- [What you should do]
Go through the material below and copy each line where the word "Actual" appears.

Dataset rows about figures
--*--
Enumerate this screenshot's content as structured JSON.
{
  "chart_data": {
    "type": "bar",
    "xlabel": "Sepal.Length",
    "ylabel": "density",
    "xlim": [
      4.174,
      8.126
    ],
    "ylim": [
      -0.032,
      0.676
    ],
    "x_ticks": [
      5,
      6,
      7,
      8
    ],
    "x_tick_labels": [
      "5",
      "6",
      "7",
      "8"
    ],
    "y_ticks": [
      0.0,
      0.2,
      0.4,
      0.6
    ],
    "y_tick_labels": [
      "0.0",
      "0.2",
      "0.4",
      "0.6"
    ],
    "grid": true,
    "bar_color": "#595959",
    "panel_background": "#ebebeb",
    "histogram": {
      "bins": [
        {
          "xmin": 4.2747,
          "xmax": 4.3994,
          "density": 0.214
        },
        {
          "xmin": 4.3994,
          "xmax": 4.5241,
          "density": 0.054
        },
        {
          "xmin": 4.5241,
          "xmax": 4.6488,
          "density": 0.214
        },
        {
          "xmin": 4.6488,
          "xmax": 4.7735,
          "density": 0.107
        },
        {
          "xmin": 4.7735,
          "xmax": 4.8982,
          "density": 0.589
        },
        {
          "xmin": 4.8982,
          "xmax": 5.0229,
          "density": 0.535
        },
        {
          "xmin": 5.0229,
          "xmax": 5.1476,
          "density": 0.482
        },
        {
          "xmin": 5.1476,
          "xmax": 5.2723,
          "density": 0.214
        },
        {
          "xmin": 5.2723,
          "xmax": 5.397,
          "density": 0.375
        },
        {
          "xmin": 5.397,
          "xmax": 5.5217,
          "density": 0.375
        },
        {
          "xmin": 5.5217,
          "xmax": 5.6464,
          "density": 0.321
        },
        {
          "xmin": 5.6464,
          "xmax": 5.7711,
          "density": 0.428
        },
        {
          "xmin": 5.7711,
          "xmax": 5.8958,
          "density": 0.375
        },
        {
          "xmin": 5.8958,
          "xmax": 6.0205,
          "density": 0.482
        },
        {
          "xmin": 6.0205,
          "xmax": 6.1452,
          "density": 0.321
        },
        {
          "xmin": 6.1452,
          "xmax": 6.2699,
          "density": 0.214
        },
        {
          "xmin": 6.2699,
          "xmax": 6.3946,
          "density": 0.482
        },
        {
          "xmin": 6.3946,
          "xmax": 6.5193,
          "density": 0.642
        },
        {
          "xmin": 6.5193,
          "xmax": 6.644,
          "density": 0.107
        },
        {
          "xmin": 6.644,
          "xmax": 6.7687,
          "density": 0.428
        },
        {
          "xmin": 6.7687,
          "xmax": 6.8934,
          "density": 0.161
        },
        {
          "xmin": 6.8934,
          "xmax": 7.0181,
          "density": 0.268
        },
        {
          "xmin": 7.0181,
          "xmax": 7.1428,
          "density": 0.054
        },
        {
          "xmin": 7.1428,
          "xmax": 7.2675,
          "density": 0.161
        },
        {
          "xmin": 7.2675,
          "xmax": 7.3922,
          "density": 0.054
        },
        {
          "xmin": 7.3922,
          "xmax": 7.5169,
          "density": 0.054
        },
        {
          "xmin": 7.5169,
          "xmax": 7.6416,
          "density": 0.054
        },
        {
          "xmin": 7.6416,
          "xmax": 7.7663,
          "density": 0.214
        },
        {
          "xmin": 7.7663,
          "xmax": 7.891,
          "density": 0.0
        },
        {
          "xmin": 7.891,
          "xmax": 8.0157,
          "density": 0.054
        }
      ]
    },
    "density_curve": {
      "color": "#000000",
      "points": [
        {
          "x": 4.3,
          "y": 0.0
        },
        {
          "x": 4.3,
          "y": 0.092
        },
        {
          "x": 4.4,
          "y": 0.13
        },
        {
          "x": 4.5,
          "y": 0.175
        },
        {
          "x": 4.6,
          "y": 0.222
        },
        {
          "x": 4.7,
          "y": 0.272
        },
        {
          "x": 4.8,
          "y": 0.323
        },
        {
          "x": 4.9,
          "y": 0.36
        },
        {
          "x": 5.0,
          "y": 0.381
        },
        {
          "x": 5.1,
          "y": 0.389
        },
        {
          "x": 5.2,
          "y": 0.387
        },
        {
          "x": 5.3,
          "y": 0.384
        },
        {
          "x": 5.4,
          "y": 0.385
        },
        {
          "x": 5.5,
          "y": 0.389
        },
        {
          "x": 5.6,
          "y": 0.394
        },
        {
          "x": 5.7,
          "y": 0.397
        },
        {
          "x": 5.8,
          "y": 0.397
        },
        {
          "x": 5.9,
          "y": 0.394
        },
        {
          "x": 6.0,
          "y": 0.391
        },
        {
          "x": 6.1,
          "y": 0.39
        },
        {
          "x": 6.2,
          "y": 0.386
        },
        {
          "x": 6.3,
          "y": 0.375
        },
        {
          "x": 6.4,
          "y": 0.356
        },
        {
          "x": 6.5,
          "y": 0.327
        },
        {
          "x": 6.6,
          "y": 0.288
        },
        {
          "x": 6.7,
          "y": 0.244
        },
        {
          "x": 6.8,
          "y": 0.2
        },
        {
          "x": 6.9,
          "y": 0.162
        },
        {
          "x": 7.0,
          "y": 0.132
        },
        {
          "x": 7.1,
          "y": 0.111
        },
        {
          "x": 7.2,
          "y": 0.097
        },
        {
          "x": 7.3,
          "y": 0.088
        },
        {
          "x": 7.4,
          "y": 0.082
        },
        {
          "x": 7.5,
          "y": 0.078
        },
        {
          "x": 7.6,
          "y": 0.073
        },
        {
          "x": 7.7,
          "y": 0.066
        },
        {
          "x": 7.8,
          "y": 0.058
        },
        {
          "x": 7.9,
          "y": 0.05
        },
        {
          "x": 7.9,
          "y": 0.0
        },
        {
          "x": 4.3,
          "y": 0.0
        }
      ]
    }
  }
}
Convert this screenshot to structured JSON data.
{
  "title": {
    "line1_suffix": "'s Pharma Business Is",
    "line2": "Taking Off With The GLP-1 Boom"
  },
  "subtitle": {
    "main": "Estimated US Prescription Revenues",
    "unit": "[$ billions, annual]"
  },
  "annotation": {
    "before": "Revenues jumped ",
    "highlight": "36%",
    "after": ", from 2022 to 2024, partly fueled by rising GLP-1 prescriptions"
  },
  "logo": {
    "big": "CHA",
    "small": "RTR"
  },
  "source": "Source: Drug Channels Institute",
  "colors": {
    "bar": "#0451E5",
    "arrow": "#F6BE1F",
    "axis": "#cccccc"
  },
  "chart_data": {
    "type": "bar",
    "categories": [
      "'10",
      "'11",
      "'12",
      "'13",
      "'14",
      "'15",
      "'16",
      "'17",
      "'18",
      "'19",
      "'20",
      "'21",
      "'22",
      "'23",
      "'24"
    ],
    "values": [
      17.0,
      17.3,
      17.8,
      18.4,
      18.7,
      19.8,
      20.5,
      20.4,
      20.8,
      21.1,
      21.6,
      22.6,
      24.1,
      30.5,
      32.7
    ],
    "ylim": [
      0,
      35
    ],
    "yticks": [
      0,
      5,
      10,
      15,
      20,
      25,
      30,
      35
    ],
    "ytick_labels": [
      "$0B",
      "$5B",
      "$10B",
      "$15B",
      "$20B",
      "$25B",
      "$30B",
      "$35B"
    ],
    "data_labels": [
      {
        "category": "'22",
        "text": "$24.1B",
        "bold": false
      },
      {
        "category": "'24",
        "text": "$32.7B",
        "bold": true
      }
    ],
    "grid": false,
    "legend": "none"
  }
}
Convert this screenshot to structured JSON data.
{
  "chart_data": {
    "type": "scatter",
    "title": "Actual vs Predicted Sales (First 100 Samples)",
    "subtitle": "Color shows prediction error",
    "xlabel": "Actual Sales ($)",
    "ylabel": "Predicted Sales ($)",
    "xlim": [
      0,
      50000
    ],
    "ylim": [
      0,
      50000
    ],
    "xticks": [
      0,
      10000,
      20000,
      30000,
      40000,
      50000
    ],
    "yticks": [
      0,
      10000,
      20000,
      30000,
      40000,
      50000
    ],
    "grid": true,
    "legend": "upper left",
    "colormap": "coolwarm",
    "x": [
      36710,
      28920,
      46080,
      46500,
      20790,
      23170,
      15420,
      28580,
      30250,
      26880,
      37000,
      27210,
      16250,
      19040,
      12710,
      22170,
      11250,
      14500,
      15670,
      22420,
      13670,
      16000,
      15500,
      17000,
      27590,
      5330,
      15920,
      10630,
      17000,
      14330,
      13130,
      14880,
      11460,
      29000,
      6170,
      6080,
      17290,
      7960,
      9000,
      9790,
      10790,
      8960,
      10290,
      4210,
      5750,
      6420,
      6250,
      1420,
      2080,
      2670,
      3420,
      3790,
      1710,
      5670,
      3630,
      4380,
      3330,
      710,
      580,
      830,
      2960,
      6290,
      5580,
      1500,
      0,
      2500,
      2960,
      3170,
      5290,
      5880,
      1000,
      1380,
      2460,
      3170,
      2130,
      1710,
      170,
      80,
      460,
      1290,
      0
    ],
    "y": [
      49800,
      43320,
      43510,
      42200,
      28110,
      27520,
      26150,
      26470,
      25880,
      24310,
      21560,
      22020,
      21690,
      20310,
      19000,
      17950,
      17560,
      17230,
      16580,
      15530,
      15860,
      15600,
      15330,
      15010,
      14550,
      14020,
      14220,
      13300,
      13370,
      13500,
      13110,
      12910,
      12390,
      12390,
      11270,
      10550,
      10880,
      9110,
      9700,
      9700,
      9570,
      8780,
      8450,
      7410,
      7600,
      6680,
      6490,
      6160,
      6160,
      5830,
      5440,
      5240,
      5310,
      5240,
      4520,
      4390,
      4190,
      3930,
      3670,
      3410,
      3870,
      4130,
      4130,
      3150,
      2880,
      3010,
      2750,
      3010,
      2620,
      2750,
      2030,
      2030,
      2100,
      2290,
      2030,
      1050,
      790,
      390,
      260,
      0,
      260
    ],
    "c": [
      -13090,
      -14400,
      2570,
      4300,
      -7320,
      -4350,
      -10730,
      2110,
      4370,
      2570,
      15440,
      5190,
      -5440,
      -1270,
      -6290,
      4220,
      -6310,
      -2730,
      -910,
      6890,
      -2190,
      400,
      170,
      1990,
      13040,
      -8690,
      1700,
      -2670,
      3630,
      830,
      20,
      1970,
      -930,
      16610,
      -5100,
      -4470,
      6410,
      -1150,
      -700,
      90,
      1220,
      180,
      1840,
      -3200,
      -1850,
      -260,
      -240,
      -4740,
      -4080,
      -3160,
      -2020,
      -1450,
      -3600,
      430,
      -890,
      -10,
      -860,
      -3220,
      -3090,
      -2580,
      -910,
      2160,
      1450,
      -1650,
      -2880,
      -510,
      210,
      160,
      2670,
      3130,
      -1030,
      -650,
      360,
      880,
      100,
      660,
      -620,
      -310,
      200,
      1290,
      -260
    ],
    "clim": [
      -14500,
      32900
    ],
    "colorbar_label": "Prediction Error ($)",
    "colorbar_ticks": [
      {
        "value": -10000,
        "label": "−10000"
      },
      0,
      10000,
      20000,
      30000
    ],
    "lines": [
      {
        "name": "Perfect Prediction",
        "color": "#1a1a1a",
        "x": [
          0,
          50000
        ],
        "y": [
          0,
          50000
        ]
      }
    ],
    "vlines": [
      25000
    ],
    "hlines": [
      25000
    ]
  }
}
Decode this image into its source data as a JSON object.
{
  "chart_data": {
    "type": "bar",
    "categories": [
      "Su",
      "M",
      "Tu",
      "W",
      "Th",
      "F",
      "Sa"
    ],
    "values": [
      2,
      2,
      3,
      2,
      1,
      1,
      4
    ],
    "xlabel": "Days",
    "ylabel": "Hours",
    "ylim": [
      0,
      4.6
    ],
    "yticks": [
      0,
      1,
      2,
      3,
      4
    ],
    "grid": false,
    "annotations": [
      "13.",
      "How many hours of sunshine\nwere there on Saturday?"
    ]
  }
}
--*--
- [Answer to the problem]
    "title": "Actual vs Predicted Sales (First 100 Samples)",
    "xlabel": "Actual Sales ($)",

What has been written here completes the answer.